=== Short task ===
What is the number of lines containing the word "object"? Give that number alone.

=== Data ===

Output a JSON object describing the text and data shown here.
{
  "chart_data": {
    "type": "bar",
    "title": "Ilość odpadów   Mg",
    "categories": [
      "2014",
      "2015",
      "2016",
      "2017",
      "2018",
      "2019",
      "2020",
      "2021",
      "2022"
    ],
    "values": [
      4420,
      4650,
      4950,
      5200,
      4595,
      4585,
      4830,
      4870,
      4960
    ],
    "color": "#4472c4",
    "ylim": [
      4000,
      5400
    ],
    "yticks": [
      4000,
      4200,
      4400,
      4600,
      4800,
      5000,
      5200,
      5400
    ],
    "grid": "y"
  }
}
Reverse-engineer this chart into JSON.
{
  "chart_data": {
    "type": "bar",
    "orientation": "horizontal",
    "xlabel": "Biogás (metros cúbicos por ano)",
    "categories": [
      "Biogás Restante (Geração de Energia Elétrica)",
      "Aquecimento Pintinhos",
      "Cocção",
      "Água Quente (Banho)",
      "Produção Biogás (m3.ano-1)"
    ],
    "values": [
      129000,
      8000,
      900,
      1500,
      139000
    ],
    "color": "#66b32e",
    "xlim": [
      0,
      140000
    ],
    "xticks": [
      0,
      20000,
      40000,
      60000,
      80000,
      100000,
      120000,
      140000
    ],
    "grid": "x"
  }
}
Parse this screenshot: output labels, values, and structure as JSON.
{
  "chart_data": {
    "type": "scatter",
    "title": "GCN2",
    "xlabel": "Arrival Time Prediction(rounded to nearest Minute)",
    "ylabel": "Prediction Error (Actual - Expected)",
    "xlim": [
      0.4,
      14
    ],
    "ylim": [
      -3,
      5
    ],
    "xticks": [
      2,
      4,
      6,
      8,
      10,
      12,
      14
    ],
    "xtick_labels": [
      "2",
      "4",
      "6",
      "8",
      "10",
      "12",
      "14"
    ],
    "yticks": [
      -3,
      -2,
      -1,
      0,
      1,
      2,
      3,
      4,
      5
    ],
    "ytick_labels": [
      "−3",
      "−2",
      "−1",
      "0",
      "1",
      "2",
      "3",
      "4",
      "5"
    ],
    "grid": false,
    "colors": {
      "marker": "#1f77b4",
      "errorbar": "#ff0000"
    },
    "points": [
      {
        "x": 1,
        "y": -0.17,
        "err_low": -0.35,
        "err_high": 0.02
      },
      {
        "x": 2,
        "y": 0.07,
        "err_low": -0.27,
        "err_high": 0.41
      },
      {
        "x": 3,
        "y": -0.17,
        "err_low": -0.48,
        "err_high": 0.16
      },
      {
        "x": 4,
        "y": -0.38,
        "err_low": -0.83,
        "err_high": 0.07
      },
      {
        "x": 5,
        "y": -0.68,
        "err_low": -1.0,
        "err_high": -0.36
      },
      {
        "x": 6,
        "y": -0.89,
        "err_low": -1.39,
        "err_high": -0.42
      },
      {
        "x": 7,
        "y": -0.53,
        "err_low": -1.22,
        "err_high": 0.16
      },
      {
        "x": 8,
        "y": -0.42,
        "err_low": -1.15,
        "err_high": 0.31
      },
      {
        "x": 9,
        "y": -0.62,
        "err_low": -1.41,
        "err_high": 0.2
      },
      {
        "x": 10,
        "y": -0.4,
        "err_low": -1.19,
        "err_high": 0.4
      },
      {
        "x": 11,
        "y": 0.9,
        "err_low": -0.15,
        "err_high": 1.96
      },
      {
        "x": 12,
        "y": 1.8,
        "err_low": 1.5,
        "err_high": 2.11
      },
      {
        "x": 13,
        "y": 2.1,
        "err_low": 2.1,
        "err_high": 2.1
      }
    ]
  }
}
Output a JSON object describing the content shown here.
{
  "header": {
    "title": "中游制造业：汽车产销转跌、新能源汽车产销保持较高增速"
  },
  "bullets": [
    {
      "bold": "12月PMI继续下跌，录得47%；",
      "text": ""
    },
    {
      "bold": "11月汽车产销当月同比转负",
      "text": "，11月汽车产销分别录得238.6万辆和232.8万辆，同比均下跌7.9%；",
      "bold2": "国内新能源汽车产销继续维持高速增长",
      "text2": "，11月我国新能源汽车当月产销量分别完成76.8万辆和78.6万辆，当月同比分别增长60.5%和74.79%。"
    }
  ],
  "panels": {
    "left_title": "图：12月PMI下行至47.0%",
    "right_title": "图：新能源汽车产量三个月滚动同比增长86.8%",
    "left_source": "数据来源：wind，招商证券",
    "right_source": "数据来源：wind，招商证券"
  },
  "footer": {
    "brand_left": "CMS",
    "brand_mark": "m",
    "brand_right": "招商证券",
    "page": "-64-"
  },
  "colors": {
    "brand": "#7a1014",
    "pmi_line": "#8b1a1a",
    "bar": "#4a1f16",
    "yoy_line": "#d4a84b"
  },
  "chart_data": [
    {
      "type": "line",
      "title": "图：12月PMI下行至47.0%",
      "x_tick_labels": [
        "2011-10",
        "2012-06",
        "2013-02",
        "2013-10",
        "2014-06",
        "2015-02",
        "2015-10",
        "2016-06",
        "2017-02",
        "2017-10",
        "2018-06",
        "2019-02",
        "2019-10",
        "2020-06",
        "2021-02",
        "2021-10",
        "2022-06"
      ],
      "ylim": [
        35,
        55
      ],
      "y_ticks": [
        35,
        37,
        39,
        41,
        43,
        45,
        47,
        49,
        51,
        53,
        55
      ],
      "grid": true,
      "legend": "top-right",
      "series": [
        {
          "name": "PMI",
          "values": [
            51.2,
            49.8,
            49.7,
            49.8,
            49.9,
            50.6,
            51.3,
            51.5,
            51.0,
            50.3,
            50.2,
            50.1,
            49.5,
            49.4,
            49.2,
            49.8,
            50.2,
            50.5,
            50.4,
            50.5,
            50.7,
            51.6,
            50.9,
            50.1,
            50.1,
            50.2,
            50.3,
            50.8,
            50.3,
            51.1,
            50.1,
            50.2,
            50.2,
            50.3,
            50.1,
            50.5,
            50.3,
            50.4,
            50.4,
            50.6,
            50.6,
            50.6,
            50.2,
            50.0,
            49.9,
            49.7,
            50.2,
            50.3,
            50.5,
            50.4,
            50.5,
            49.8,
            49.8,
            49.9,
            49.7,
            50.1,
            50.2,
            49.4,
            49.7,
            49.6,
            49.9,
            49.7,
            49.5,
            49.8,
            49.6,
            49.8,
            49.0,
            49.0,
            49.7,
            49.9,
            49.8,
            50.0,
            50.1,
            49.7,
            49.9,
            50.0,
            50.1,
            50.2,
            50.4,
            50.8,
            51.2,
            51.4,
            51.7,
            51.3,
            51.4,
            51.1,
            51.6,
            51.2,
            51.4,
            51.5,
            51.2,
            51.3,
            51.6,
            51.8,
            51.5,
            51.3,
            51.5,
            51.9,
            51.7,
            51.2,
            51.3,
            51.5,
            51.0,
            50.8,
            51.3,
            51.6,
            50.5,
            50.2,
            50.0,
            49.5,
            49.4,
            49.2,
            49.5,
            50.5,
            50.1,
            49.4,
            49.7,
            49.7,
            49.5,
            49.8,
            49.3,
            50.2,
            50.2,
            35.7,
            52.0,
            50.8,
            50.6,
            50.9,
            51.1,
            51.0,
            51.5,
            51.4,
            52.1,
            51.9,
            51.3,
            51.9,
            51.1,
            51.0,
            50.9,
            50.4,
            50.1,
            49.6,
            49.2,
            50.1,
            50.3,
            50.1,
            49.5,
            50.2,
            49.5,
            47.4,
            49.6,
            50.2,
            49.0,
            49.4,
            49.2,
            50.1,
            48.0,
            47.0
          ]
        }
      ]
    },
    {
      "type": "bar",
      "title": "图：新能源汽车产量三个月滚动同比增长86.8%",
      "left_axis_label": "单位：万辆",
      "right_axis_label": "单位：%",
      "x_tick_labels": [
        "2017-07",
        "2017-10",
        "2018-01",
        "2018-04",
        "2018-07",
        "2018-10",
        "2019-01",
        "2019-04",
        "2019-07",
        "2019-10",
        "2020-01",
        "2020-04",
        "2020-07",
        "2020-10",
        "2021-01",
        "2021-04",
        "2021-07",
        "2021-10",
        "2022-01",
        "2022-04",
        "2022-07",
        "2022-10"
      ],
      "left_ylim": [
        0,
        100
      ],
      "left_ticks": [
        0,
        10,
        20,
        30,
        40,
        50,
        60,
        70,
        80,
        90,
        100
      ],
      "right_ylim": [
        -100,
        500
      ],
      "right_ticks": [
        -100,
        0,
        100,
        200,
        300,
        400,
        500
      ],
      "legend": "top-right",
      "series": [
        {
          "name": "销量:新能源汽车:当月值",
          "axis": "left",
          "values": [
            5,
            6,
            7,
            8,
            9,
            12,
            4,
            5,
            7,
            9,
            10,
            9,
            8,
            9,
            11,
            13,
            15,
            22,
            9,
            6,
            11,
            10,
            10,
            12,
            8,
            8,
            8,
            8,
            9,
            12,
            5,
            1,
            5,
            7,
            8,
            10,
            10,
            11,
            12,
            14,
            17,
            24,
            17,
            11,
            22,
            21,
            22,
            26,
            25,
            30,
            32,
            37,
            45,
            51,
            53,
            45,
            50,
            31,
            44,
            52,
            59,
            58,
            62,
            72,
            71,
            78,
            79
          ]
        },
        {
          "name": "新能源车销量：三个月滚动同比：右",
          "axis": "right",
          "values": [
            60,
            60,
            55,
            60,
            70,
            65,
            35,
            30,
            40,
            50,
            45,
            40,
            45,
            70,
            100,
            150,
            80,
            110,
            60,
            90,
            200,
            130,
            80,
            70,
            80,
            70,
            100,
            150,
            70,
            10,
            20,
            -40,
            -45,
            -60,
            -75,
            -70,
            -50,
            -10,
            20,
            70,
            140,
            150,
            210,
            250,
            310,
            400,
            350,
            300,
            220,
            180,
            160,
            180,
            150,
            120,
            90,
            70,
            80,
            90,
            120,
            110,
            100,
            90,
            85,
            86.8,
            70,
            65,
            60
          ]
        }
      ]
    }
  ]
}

=== Answer to the task ===
2